◆ What you should do
Images embedded in the records are excluded; print everything else exactly as given.

◆ Rows
^^^^^^^^

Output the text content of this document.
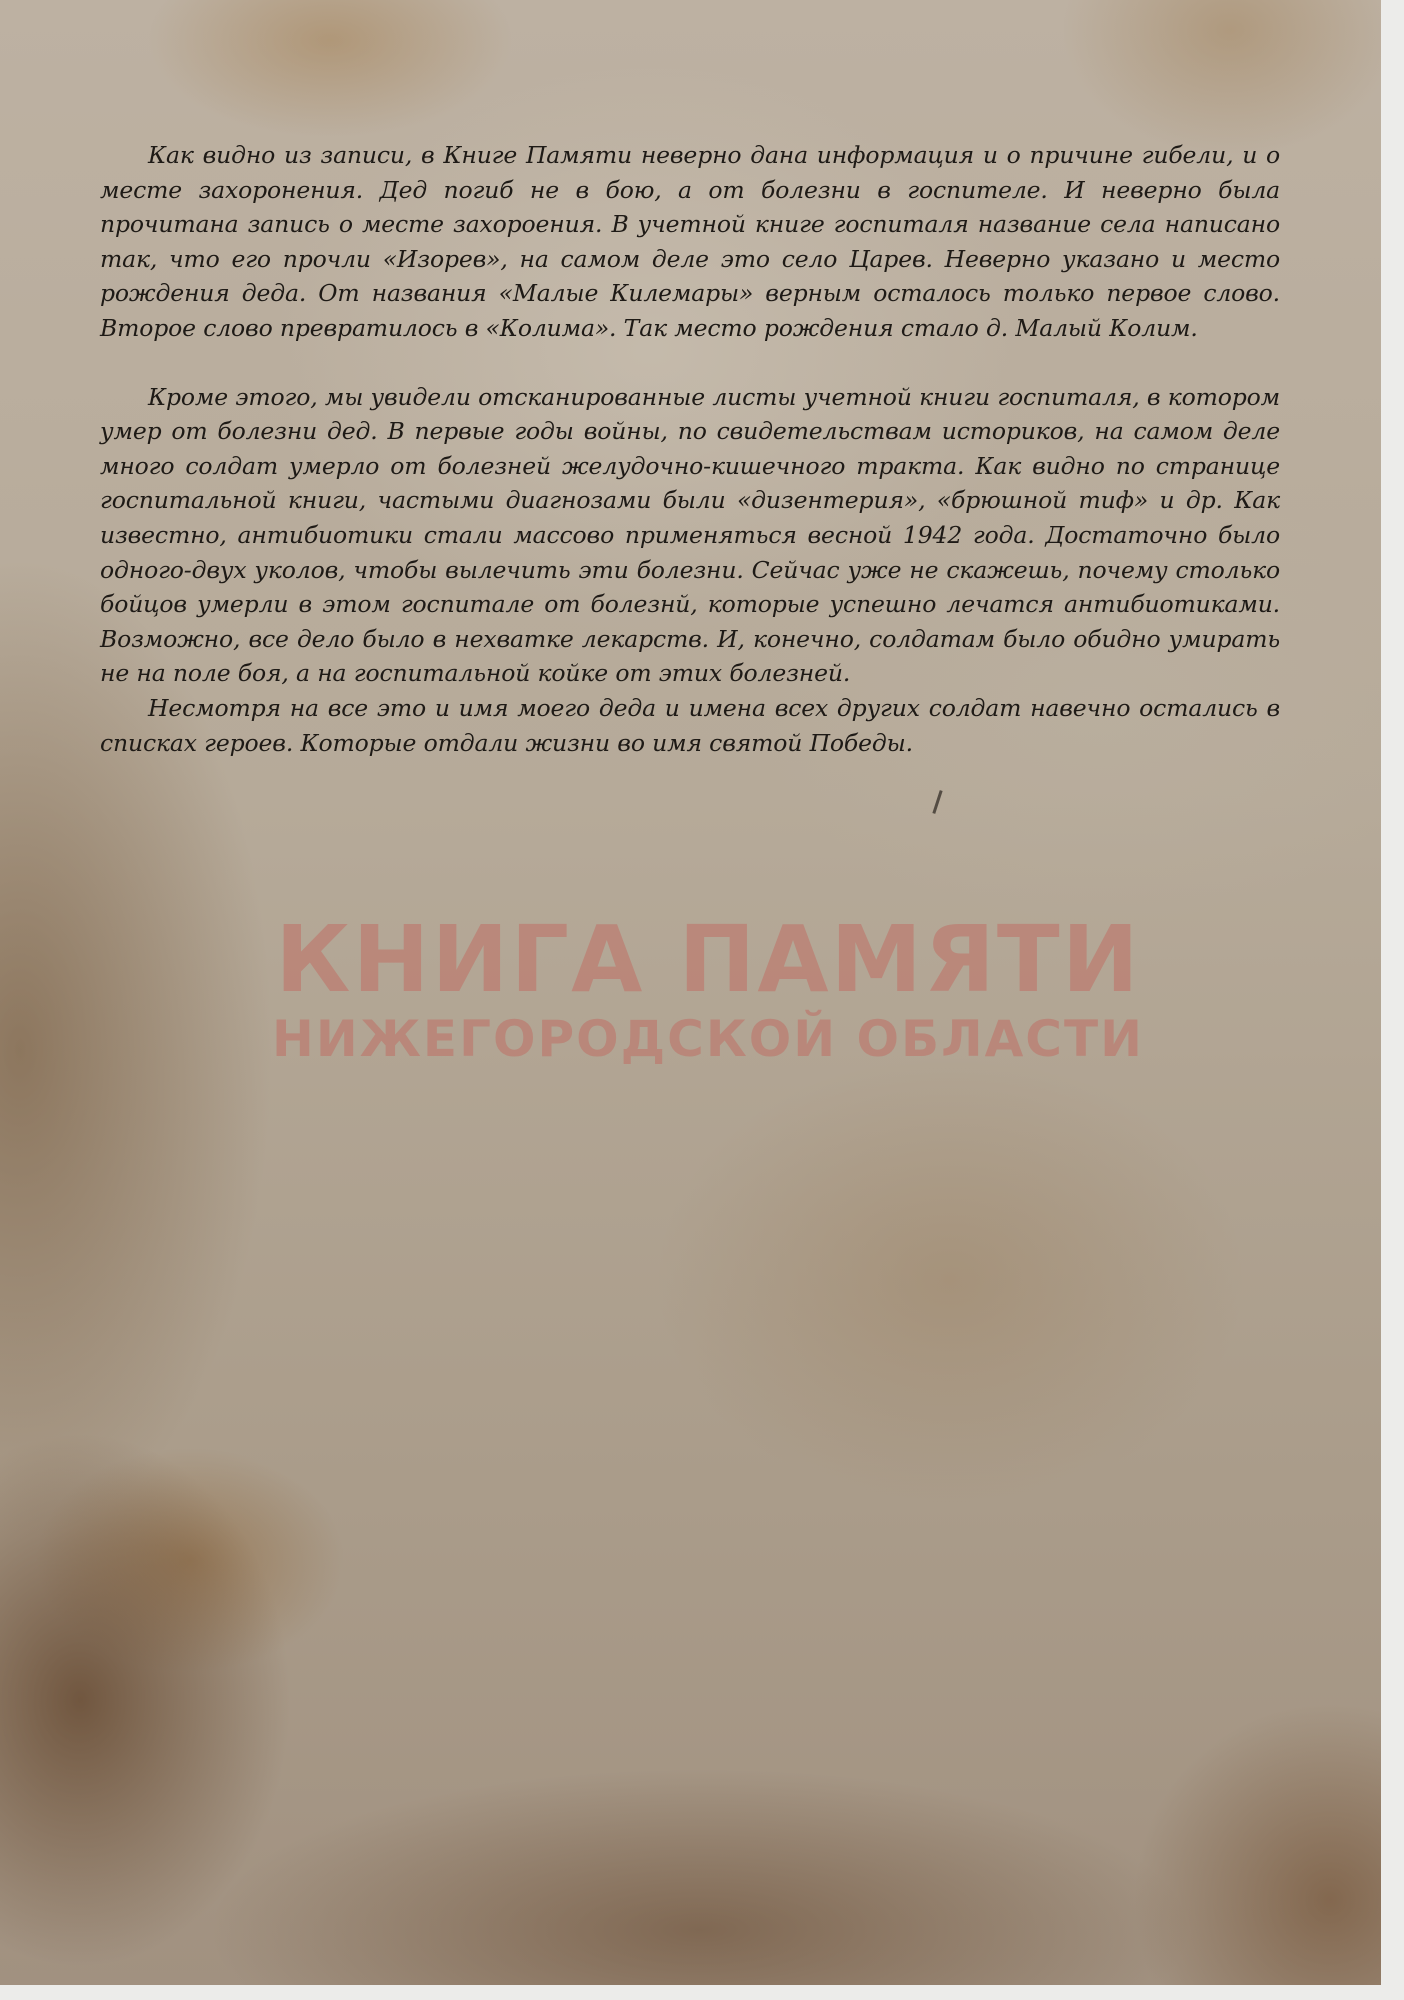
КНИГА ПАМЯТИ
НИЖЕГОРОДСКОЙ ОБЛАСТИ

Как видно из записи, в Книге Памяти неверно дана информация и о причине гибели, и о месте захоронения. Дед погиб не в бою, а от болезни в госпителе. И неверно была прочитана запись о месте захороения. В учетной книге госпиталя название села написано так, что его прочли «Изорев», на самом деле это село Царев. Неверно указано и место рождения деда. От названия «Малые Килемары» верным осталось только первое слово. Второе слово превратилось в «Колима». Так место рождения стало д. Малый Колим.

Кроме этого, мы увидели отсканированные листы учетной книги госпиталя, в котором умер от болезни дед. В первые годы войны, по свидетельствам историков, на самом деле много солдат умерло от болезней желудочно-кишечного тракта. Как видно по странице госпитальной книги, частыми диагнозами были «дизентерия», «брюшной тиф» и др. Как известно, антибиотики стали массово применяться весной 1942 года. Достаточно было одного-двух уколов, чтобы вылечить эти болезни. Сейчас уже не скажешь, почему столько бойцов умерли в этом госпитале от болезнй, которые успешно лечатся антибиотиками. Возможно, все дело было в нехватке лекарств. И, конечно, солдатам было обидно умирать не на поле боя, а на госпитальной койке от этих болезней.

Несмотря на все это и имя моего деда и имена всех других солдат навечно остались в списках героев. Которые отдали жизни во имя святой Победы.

^^^^^^^^

◆ Result
Output the text content of this document.
КНИГА ПАМЯТИ
НИЖЕГОРОДСКОЙ ОБЛАСТИ

Как видно из записи, в Книге Памяти неверно дана информация и о причине гибели, и о месте захоронения. Дед погиб не в бою, а от болезни в госпителе. И неверно была прочитана запись о месте захороения. В учетной книге госпиталя название села написано так, что его прочли «Изорев», на самом деле это село Царев. Неверно указано и место рождения деда. От названия «Малые Килемары» верным осталось только первое слово. Второе слово превратилось в «Колима». Так место рождения стало д. Малый Колим.

Кроме этого, мы увидели отсканированные листы учетной книги госпиталя, в котором умер от болезни дед. В первые годы войны, по свидетельствам историков, на самом деле много солдат умерло от болезней желудочно-кишечного тракта. Как видно по странице госпитальной книги, частыми диагнозами были «дизентерия», «брюшной тиф» и др. Как известно, антибиотики стали массово применяться весной 1942 года. Достаточно было одного-двух уколов, чтобы вылечить эти болезни. Сейчас уже не скажешь, почему столько бойцов умерли в этом госпитале от болезнй, которые успешно лечатся антибиотиками. Возможно, все дело было в нехватке лекарств. И, конечно, солдатам было обидно умирать не на поле боя, а на госпитальной койке от этих болезней.

Несмотря на все это и имя моего деда и имена всех других солдат навечно остались в списках героев. Которые отдали жизни во имя святой Победы.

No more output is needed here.